Task to carry out |
A faithful transcription of all the data is required.

(Data entries)
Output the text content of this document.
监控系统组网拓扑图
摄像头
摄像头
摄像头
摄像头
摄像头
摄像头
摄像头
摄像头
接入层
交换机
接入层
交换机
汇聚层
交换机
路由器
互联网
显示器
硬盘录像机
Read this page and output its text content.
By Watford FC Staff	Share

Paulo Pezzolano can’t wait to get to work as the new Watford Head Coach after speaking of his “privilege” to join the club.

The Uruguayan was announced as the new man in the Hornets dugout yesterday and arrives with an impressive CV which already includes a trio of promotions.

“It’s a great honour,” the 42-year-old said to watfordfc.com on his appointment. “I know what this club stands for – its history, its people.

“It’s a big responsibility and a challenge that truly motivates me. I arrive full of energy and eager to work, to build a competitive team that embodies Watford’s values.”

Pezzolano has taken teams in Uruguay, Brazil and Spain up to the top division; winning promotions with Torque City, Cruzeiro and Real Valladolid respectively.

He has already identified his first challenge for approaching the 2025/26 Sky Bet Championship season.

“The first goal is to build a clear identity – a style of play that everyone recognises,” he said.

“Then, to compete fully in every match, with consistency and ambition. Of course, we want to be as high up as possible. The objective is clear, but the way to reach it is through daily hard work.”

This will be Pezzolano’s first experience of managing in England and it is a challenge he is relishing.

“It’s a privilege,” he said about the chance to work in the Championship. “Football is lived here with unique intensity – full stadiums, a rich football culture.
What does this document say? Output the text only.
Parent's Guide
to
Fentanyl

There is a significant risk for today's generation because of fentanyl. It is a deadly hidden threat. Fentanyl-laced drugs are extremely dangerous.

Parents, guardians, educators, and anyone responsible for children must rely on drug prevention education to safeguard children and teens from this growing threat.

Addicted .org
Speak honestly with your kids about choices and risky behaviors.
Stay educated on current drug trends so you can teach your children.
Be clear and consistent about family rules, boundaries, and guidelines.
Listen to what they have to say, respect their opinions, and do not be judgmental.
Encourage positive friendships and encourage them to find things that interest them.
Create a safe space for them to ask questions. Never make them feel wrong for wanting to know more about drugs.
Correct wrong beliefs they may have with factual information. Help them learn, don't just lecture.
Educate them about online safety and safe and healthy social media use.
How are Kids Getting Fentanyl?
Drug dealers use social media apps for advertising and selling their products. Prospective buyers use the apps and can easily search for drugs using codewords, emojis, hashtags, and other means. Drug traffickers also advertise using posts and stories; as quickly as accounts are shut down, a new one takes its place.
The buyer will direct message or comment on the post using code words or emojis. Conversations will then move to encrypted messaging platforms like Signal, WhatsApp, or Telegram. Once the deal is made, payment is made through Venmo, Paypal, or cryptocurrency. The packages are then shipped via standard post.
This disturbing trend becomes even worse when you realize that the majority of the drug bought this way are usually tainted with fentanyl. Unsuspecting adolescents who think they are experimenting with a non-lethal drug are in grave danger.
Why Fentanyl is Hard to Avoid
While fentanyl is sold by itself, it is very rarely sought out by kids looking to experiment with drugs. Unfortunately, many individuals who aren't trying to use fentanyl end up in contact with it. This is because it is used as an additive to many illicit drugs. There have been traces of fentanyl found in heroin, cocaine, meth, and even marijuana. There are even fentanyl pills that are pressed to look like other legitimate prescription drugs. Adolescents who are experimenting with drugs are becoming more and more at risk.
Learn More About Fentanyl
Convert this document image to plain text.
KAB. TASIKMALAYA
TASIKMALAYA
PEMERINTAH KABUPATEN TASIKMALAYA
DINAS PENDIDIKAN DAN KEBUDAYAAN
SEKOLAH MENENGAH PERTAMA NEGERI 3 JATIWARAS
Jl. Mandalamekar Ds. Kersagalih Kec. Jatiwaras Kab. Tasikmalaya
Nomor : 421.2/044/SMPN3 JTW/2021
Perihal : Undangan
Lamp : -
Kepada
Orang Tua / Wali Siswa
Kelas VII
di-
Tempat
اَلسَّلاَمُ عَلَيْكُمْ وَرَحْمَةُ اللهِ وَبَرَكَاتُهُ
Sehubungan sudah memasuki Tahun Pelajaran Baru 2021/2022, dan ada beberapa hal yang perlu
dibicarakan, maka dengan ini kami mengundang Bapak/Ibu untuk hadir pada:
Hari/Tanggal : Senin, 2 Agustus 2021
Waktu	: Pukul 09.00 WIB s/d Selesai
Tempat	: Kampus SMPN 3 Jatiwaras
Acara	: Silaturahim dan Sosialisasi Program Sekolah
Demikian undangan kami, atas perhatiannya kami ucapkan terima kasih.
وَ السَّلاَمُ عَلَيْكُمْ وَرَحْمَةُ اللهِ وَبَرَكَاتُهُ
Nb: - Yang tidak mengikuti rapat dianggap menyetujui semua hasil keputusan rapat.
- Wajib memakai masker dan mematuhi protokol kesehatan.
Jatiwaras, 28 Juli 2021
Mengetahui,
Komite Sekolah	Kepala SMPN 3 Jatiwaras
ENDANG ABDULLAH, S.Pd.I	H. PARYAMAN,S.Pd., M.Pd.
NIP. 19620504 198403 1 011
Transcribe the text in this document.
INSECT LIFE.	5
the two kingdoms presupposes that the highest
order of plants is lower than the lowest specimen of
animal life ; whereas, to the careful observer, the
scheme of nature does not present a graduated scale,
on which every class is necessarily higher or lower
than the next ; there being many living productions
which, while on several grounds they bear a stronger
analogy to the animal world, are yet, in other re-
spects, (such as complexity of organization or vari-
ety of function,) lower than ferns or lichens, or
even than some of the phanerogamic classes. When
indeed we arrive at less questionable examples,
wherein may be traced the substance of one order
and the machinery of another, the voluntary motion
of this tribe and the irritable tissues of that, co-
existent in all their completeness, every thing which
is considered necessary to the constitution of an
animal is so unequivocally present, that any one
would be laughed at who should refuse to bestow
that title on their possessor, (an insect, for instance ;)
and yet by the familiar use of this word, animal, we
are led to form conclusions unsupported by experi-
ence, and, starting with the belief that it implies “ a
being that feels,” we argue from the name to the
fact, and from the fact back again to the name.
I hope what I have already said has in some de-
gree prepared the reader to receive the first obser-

Solution for this task |
Output the text content of this document.
监控系统组网拓扑图
摄像头
摄像头
摄像头
摄像头
摄像头
摄像头
摄像头
摄像头
接入层
交换机
接入层
交换机
汇聚层
交换机
路由器
互联网
显示器
硬盘录像机
Read this page and output its text content.
By Watford FC Staff	Share

Paulo Pezzolano can’t wait to get to work as the new Watford Head Coach after speaking of his “privilege” to join the club.

The Uruguayan was announced as the new man in the Hornets dugout yesterday and arrives with an impressive CV which already includes a trio of promotions.

“It’s a great honour,” the 42-year-old said to watfordfc.com on his appointment. “I know what this club stands for – its history, its people.

“It’s a big responsibility and a challenge that truly motivates me. I arrive full of energy and eager to work, to build a competitive team that embodies Watford’s values.”

Pezzolano has taken teams in Uruguay, Brazil and Spain up to the top division; winning promotions with Torque City, Cruzeiro and Real Valladolid respectively.

He has already identified his first challenge for approaching the 2025/26 Sky Bet Championship season.

“The first goal is to build a clear identity – a style of play that everyone recognises,” he said.

“Then, to compete fully in every match, with consistency and ambition. Of course, we want to be as high up as possible. The objective is clear, but the way to reach it is through daily hard work.”

This will be Pezzolano’s first experience of managing in England and it is a challenge he is relishing.

“It’s a privilege,” he said about the chance to work in the Championship. “Football is lived here with unique intensity – full stadiums, a rich football culture.
What does this document say? Output the text only.
Parent's Guide
to
Fentanyl

There is a significant risk for today's generation because of fentanyl. It is a deadly hidden threat. Fentanyl-laced drugs are extremely dangerous.

Parents, guardians, educators, and anyone responsible for children must rely on drug prevention education to safeguard children and teens from this growing threat.

Addicted .org
Speak honestly with your kids about choices and risky behaviors.
Stay educated on current drug trends so you can teach your children.
Be clear and consistent about family rules, boundaries, and guidelines.
Listen to what they have to say, respect their opinions, and do not be judgmental.
Encourage positive friendships and encourage them to find things that interest them.
Create a safe space for them to ask questions. Never make them feel wrong for wanting to know more about drugs.
Correct wrong beliefs they may have with factual information. Help them learn, don't just lecture.
Educate them about online safety and safe and healthy social media use.
How are Kids Getting Fentanyl?
Drug dealers use social media apps for advertising and selling their products. Prospective buyers use the apps and can easily search for drugs using codewords, emojis, hashtags, and other means. Drug traffickers also advertise using posts and stories; as quickly as accounts are shut down, a new one takes its place.
The buyer will direct message or comment on the post using code words or emojis. Conversations will then move to encrypted messaging platforms like Signal, WhatsApp, or Telegram. Once the deal is made, payment is made through Venmo, Paypal, or cryptocurrency. The packages are then shipped via standard post.
This disturbing trend becomes even worse when you realize that the majority of the drug bought this way are usually tainted with fentanyl. Unsuspecting adolescents who think they are experimenting with a non-lethal drug are in grave danger.
Why Fentanyl is Hard to Avoid
While fentanyl is sold by itself, it is very rarely sought out by kids looking to experiment with drugs. Unfortunately, many individuals who aren't trying to use fentanyl end up in contact with it. This is because it is used as an additive to many illicit drugs. There have been traces of fentanyl found in heroin, cocaine, meth, and even marijuana. There are even fentanyl pills that are pressed to look like other legitimate prescription drugs. Adolescents who are experimenting with drugs are becoming more and more at risk.
Learn More About Fentanyl
Convert this document image to plain text.
KAB. TASIKMALAYA
TASIKMALAYA
PEMERINTAH KABUPATEN TASIKMALAYA
DINAS PENDIDIKAN DAN KEBUDAYAAN
SEKOLAH MENENGAH PERTAMA NEGERI 3 JATIWARAS
Jl. Mandalamekar Ds. Kersagalih Kec. Jatiwaras Kab. Tasikmalaya
Nomor : 421.2/044/SMPN3 JTW/2021
Perihal : Undangan
Lamp : -
Kepada
Orang Tua / Wali Siswa
Kelas VII
di-
Tempat
اَلسَّلاَمُ عَلَيْكُمْ وَرَحْمَةُ اللهِ وَبَرَكَاتُهُ
Sehubungan sudah memasuki Tahun Pelajaran Baru 2021/2022, dan ada beberapa hal yang perlu
dibicarakan, maka dengan ini kami mengundang Bapak/Ibu untuk hadir pada:
Hari/Tanggal : Senin, 2 Agustus 2021
Waktu	: Pukul 09.00 WIB s/d Selesai
Tempat	: Kampus SMPN 3 Jatiwaras
Acara	: Silaturahim dan Sosialisasi Program Sekolah
Demikian undangan kami, atas perhatiannya kami ucapkan terima kasih.
وَ السَّلاَمُ عَلَيْكُمْ وَرَحْمَةُ اللهِ وَبَرَكَاتُهُ
Nb: - Yang tidak mengikuti rapat dianggap menyetujui semua hasil keputusan rapat.
- Wajib memakai masker dan mematuhi protokol kesehatan.
Jatiwaras, 28 Juli 2021
Mengetahui,
Komite Sekolah	Kepala SMPN 3 Jatiwaras
ENDANG ABDULLAH, S.Pd.I	H. PARYAMAN,S.Pd., M.Pd.
NIP. 19620504 198403 1 011
Transcribe the text in this document.
INSECT LIFE.	5
the two kingdoms presupposes that the highest
order of plants is lower than the lowest specimen of
animal life ; whereas, to the careful observer, the
scheme of nature does not present a graduated scale,
on which every class is necessarily higher or lower
than the next ; there being many living productions
which, while on several grounds they bear a stronger
analogy to the animal world, are yet, in other re-
spects, (such as complexity of organization or vari-
ety of function,) lower than ferns or lichens, or
even than some of the phanerogamic classes. When
indeed we arrive at less questionable examples,
wherein may be traced the substance of one order
and the machinery of another, the voluntary motion
of this tribe and the irritable tissues of that, co-
existent in all their completeness, every thing which
is considered necessary to the constitution of an
animal is so unequivocally present, that any one
would be laughed at who should refuse to bestow
that title on their possessor, (an insect, for instance ;)
and yet by the familiar use of this word, animal, we
are led to form conclusions unsupported by experi-
ence, and, starting with the belief that it implies “ a
being that feels,” we argue from the name to the
fact, and from the fact back again to the name.
I hope what I have already said has in some de-
gree prepared the reader to receive the first obser-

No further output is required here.